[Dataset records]
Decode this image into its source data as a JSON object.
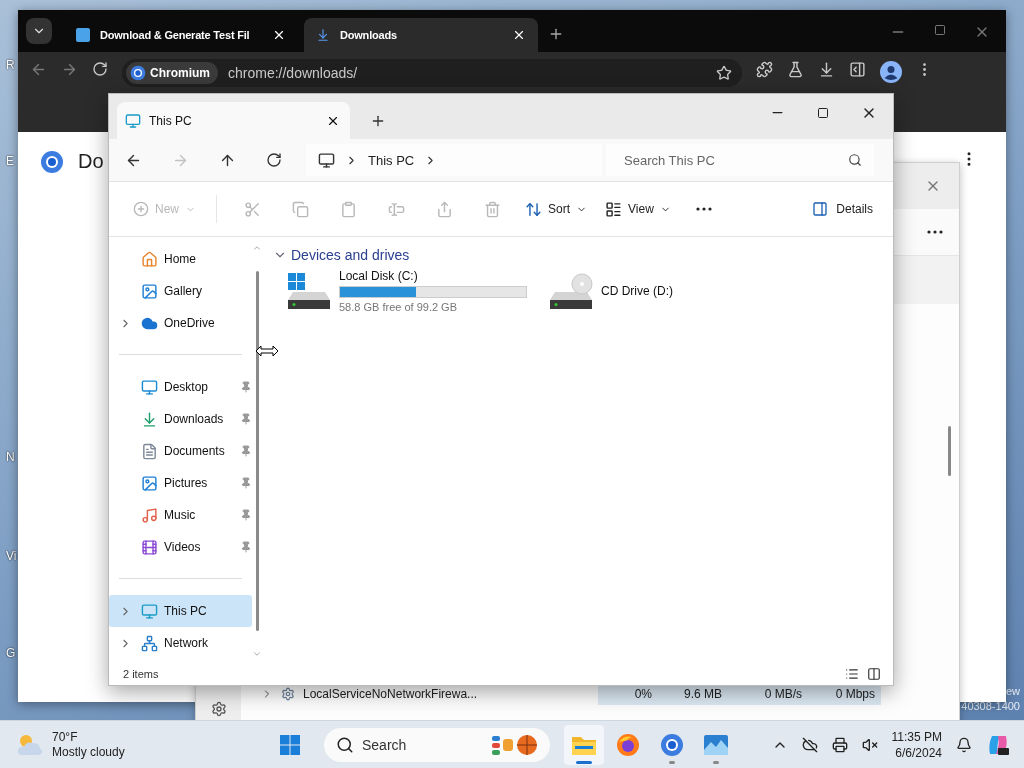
{
  "desktop": {
    "icon_labels": [
      "R",
      "E",
      "N",
      "Vi",
      "G"
    ],
    "build_text": [
      "ew",
      "40308-1400"
    ]
  },
  "browser": {
    "tabs": [
      {
        "title": "Download & Generate Test Fil",
        "selected": false
      },
      {
        "title": "Downloads",
        "selected": true
      }
    ],
    "site_chip": "Chromium",
    "url": "chrome://downloads/",
    "page_title": "Do"
  },
  "task_manager": {
    "rows": [
      {
        "name": "LocalServiceNoNetworkFirewa...",
        "cpu": "0%",
        "memory": "9.6 MB",
        "disk": "0 MB/s",
        "network": "0 Mbps"
      }
    ]
  },
  "explorer": {
    "tab": "This PC",
    "breadcrumb": "This PC",
    "search": {
      "placeholder": "Search This PC"
    },
    "nav": [
      {
        "kind": "back",
        "disabled": false
      },
      {
        "kind": "forward",
        "disabled": true
      },
      {
        "kind": "up",
        "disabled": false
      },
      {
        "kind": "refresh",
        "disabled": false
      }
    ],
    "commands": [
      {
        "kind": "new",
        "label": "New",
        "disabled": true
      },
      {
        "kind": "cut",
        "disabled": true
      },
      {
        "kind": "copy",
        "disabled": true
      },
      {
        "kind": "paste",
        "disabled": true
      },
      {
        "kind": "rename",
        "disabled": true
      },
      {
        "kind": "share",
        "disabled": true
      },
      {
        "kind": "delete",
        "disabled": true
      },
      {
        "kind": "sort",
        "label": "Sort",
        "disabled": false
      },
      {
        "kind": "view",
        "label": "View",
        "disabled": false
      },
      {
        "kind": "more",
        "disabled": false
      }
    ],
    "details": "Details",
    "sidebar": {
      "sections": [
        {
          "items": [
            {
              "kind": "home",
              "label": "Home",
              "expandable": false,
              "pinned": false,
              "selected": false
            },
            {
              "kind": "gallery",
              "label": "Gallery",
              "expandable": false,
              "pinned": false,
              "selected": false
            },
            {
              "kind": "onedrive",
              "label": "OneDrive",
              "expandable": true,
              "pinned": false,
              "selected": false
            }
          ]
        },
        {
          "items": [
            {
              "kind": "desktop",
              "label": "Desktop",
              "expandable": false,
              "pinned": true,
              "selected": false
            },
            {
              "kind": "downloads",
              "label": "Downloads",
              "expandable": false,
              "pinned": true,
              "selected": false
            },
            {
              "kind": "documents",
              "label": "Documents",
              "expandable": false,
              "pinned": true,
              "selected": false
            },
            {
              "kind": "pictures",
              "label": "Pictures",
              "expandable": false,
              "pinned": true,
              "selected": false
            },
            {
              "kind": "music",
              "label": "Music",
              "expandable": false,
              "pinned": true,
              "selected": false
            },
            {
              "kind": "videos",
              "label": "Videos",
              "expandable": false,
              "pinned": true,
              "selected": false
            }
          ]
        },
        {
          "items": [
            {
              "kind": "thispc",
              "label": "This PC",
              "expandable": true,
              "pinned": false,
              "selected": true
            },
            {
              "kind": "network",
              "label": "Network",
              "expandable": true,
              "pinned": false,
              "selected": false
            }
          ]
        }
      ]
    },
    "group": {
      "title": "Devices and drives",
      "expanded": true
    },
    "drives": [
      {
        "kind": "disk",
        "name": "Local Disk (C:)",
        "level": 0.41,
        "free_text": "58.8 GB free of 99.2 GB"
      },
      {
        "kind": "cd",
        "name": "CD Drive (D:)"
      }
    ],
    "status": "2 items"
  },
  "taskbar": {
    "weather": {
      "temp": "70°F",
      "condition": "Mostly cloudy"
    },
    "search": {
      "placeholder": "Search"
    },
    "apps": [
      {
        "kind": "explorer",
        "open": true,
        "selected": true
      },
      {
        "kind": "firefox",
        "open": false,
        "selected": false
      },
      {
        "kind": "chromium",
        "open": true,
        "selected": false
      },
      {
        "kind": "photos",
        "open": true,
        "selected": false
      }
    ],
    "time": "11:35 PM",
    "date": "6/6/2024"
  }
}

(Exercise objective):
In the entries above, count each line that holds "placeholder". Give the total and nothing else.

(Expected answer):
2